## Exercise brief
Extract every line below, verbatim.

---+---

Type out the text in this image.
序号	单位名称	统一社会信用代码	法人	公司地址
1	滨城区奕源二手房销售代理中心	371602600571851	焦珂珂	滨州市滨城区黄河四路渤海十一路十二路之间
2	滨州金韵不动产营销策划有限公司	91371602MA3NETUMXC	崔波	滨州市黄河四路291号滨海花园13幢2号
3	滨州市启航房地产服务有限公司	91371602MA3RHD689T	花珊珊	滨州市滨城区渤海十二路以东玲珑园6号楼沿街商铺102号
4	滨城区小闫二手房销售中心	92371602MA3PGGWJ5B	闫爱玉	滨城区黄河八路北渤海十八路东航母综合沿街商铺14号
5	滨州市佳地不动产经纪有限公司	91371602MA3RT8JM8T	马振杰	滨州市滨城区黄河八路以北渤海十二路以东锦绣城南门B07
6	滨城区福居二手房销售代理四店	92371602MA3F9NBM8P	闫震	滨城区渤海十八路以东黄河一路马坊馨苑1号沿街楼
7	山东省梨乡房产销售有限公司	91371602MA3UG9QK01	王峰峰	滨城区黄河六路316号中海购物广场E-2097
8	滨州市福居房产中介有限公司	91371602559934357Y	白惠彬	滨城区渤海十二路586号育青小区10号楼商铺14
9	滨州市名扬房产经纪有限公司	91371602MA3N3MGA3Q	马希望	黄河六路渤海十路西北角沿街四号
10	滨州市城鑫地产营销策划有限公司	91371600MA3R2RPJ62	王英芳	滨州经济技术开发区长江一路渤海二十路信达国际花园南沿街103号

---+---

## Task solution
Type out the text in this image.
序号	单位名称	统一社会信用代码	法人	公司地址
1	滨城区奕源二手房销售代理中心	371602600571851	焦珂珂	滨州市滨城区黄河四路渤海十一路十二路之间
2	滨州金韵不动产营销策划有限公司	91371602MA3NETUMXC	崔波	滨州市黄河四路291号滨海花园13幢2号
3	滨州市启航房地产服务有限公司	91371602MA3RHD689T	花珊珊	滨州市滨城区渤海十二路以东玲珑园6号楼沿街商铺102号
4	滨城区小闫二手房销售中心	92371602MA3PGGWJ5B	闫爱玉	滨城区黄河八路北渤海十八路东航母综合沿街商铺14号
5	滨州市佳地不动产经纪有限公司	91371602MA3RT8JM8T	马振杰	滨州市滨城区黄河八路以北渤海十二路以东锦绣城南门B07
6	滨城区福居二手房销售代理四店	92371602MA3F9NBM8P	闫震	滨城区渤海十八路以东黄河一路马坊馨苑1号沿街楼
7	山东省梨乡房产销售有限公司	91371602MA3UG9QK01	王峰峰	滨城区黄河六路316号中海购物广场E-2097
8	滨州市福居房产中介有限公司	91371602559934357Y	白惠彬	滨城区渤海十二路586号育青小区10号楼商铺14
9	滨州市名扬房产经纪有限公司	91371602MA3N3MGA3Q	马希望	黄河六路渤海十路西北角沿街四号
10	滨州市城鑫地产营销策划有限公司	91371600MA3R2RPJ62	王英芳	滨州经济技术开发区长江一路渤海二十路信达国际花园南沿街103号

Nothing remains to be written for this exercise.